▸ **Problem to solve**:
Print all entries precisely as they are written.

▸ **Available records**:

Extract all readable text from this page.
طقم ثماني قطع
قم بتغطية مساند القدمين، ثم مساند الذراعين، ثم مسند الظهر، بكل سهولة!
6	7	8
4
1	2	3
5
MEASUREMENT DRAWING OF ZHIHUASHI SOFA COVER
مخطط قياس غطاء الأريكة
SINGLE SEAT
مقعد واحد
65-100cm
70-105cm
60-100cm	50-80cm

▸ **Task answer**:
Extract all readable text from this page.
طقم ثماني قطع
قم بتغطية مساند القدمين، ثم مساند الذراعين، ثم مسند الظهر، بكل سهولة!
6	7	8
4
1	2	3
5
MEASUREMENT DRAWING OF ZHIHUASHI SOFA COVER
مخطط قياس غطاء الأريكة
SINGLE SEAT
مقعد واحد
65-100cm
70-105cm
60-100cm	50-80cm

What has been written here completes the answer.